- _What you should do_
Locate all lines with the word "lượng" and copy them out.

- _Source material_
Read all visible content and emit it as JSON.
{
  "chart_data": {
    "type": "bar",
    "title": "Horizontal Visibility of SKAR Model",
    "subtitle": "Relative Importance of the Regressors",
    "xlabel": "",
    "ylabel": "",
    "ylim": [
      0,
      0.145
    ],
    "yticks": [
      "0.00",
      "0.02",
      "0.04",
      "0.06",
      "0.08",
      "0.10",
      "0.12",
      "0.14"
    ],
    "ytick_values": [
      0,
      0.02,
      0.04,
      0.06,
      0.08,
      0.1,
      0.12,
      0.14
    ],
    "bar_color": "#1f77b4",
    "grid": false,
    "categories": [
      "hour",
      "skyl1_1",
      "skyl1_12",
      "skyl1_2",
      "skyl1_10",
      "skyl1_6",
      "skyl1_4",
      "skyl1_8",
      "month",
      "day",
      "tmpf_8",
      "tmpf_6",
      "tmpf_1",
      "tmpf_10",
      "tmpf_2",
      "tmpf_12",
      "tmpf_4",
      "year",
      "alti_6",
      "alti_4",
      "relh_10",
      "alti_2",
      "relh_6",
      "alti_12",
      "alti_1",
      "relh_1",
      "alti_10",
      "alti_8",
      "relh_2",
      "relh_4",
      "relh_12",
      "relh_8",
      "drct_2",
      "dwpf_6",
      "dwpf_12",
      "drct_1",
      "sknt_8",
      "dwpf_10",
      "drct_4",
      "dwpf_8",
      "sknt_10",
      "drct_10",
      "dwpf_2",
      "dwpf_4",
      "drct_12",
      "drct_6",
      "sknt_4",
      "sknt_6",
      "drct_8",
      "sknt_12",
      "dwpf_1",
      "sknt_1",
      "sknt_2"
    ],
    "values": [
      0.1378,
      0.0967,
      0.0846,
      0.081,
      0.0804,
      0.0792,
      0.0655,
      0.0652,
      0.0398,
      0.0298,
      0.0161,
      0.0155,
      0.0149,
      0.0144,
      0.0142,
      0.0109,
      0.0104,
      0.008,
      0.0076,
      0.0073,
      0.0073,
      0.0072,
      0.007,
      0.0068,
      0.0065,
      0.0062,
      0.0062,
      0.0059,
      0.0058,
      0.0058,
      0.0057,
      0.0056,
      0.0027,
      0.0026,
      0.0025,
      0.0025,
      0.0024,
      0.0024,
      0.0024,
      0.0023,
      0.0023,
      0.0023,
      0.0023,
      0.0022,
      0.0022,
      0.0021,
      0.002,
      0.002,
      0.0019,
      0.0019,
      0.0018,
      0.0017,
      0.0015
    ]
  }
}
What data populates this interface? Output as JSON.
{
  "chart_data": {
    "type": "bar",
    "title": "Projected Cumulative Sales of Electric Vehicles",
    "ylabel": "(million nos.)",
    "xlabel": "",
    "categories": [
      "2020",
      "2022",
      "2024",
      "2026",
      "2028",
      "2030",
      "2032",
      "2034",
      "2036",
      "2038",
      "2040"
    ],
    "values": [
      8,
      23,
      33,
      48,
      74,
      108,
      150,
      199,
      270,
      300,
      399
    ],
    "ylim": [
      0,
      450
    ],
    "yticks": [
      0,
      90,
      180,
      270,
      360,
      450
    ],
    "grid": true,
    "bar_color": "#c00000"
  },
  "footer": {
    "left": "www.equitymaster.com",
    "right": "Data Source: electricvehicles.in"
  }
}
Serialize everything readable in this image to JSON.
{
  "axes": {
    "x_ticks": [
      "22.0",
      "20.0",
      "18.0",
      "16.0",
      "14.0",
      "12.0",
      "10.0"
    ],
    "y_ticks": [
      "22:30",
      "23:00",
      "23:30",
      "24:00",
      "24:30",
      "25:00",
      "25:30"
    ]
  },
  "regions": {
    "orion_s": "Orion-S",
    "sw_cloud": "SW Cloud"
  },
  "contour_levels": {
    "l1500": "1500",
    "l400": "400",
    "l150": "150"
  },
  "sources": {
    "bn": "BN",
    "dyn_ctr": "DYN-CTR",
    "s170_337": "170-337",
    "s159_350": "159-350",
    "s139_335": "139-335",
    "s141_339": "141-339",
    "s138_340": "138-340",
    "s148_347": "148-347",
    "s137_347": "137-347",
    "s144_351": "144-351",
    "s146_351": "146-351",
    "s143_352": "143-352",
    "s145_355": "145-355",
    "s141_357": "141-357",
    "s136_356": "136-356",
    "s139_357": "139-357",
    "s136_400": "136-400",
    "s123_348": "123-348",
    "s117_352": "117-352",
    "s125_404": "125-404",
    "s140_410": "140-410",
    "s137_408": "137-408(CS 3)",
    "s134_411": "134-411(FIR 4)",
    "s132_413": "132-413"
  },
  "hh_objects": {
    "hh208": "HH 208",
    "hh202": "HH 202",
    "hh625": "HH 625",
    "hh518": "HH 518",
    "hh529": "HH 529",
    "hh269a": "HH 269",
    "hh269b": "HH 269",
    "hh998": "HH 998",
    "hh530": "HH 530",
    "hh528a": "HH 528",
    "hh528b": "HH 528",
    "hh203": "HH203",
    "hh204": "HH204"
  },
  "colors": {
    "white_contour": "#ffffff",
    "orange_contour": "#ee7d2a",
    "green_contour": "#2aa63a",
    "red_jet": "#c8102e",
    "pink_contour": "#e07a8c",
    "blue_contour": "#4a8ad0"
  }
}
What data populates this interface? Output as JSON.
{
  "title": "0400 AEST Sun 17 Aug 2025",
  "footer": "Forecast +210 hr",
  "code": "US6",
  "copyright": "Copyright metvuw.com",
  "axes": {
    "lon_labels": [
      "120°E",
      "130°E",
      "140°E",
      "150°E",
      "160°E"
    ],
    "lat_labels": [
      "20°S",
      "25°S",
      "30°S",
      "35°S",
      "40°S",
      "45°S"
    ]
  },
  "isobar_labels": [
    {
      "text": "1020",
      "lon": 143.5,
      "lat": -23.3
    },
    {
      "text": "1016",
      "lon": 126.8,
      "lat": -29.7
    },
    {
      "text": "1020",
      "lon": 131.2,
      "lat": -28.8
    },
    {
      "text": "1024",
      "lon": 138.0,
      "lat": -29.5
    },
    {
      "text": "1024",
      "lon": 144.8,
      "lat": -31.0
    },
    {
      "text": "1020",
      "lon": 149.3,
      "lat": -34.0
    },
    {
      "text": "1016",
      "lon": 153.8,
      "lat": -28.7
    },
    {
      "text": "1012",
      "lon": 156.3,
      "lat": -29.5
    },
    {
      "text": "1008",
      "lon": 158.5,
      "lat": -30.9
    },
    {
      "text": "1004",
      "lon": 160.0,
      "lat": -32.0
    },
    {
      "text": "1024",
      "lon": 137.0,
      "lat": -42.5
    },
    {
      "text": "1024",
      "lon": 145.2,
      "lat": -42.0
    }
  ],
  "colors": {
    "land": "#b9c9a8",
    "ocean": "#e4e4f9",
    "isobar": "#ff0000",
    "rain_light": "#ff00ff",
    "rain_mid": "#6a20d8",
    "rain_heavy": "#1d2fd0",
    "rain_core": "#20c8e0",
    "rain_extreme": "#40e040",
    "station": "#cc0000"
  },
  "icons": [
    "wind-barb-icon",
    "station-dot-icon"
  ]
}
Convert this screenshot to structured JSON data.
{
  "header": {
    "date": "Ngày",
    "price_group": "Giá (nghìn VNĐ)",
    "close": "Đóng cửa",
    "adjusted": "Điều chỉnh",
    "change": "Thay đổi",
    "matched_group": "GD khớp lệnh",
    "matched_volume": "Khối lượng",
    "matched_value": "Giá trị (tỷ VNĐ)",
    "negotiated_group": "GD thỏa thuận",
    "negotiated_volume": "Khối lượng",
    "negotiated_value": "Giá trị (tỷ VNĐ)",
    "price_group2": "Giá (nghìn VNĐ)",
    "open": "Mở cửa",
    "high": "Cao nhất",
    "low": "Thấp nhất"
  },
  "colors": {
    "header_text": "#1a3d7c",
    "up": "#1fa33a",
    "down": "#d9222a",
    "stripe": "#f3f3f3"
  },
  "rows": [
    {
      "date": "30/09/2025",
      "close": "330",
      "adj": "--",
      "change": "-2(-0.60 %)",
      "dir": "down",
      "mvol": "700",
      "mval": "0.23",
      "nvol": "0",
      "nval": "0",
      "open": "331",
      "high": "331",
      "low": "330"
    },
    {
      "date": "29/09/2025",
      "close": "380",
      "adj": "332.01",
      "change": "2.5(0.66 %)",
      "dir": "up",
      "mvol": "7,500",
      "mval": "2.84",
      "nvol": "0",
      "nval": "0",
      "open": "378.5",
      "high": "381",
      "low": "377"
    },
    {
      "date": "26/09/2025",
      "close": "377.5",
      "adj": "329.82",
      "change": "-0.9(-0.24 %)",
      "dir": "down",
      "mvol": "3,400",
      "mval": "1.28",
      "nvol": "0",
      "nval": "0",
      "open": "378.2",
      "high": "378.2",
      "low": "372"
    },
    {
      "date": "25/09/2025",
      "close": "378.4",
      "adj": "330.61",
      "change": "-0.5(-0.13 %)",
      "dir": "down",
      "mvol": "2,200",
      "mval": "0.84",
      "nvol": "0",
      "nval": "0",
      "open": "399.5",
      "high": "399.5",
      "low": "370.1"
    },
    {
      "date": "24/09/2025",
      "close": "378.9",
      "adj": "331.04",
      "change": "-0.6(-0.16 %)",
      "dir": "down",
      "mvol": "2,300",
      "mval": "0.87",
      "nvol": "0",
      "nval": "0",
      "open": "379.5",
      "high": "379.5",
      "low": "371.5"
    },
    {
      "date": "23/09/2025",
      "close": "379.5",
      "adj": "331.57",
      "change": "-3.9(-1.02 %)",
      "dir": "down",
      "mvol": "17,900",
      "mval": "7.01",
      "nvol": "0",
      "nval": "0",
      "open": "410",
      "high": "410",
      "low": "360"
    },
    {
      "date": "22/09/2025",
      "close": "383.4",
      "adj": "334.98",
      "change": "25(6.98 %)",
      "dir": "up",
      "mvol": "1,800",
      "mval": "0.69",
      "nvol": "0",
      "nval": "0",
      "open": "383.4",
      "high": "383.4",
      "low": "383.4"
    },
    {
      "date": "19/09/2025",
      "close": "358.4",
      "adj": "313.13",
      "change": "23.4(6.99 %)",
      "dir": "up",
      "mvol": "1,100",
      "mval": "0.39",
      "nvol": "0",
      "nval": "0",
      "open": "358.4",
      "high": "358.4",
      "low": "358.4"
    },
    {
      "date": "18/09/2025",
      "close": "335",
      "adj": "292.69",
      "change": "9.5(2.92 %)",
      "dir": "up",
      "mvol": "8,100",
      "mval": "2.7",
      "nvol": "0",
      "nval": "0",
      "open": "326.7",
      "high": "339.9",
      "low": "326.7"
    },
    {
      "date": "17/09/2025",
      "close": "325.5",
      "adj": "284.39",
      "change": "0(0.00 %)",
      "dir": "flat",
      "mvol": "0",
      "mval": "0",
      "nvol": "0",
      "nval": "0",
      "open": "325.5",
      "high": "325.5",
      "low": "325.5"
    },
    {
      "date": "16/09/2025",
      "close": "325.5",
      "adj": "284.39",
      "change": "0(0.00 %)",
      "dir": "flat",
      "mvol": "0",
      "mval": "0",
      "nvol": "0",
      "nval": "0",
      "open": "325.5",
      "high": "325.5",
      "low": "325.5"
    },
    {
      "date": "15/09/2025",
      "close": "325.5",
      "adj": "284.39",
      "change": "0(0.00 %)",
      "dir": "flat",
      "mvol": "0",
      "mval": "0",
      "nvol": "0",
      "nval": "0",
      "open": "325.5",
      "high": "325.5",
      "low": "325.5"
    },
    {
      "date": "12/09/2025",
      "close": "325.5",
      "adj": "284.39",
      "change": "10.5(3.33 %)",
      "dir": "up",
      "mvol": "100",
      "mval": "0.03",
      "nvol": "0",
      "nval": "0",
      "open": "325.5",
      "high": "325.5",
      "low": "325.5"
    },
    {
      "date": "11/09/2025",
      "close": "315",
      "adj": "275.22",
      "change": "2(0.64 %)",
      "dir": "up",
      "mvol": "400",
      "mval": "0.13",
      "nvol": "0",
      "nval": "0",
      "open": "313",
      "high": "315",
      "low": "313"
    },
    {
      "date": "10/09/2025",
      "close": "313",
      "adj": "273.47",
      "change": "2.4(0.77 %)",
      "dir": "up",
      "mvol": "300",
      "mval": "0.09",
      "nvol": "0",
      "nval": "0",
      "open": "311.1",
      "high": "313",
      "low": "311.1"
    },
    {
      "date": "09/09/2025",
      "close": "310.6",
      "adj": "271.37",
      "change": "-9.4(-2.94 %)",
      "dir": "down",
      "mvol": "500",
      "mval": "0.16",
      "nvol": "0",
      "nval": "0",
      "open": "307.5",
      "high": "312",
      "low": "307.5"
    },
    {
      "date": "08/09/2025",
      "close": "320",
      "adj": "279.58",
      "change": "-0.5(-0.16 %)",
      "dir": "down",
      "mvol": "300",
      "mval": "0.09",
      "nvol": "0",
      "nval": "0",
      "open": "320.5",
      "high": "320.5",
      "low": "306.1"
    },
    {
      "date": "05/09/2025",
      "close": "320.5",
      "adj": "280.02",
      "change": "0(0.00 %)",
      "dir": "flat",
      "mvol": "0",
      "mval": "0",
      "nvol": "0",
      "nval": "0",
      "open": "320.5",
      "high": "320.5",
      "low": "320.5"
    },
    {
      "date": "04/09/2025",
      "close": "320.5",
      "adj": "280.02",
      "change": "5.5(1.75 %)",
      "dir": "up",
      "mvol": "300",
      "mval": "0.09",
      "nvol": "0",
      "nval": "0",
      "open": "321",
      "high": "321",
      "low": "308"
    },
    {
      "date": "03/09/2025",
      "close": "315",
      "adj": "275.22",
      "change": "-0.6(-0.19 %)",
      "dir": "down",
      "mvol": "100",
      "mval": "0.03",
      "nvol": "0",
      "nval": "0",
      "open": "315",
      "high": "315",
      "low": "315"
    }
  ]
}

- _Result for this exercise_
    "matched_volume": "Khối lượng",
    "negotiated_volume": "Khối lượng",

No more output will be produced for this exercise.